## begin Provided data

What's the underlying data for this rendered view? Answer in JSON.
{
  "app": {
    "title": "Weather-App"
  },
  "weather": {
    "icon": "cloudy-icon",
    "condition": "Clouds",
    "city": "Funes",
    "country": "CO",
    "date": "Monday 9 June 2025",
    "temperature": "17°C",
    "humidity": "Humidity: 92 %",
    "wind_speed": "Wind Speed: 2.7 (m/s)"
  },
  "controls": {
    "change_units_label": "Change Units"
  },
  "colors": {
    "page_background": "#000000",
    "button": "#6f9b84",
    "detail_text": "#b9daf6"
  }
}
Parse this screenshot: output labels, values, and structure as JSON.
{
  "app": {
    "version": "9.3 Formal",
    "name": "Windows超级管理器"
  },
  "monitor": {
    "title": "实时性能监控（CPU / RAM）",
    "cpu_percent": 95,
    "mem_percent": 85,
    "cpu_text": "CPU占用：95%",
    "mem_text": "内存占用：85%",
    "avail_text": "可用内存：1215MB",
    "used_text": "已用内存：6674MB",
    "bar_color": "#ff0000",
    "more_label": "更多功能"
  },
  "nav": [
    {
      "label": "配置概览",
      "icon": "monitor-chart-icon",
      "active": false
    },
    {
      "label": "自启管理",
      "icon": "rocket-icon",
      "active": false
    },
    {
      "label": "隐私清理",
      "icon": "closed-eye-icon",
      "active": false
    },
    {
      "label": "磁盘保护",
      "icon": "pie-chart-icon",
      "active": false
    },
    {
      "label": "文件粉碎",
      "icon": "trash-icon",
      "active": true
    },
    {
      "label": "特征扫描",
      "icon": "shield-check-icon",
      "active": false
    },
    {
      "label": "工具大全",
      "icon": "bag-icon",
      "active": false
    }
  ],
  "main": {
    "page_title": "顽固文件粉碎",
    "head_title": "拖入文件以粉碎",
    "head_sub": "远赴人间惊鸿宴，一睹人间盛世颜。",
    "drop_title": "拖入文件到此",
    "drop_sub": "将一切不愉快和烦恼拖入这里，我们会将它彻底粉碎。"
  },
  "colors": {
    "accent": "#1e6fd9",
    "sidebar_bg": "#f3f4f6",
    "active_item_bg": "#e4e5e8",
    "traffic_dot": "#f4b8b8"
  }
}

## end Provided data

◆ **Exercise objective**
Within the entries above, work out how many lines contain the word "icon". The number alone is the answer.

◆ **Reply**
8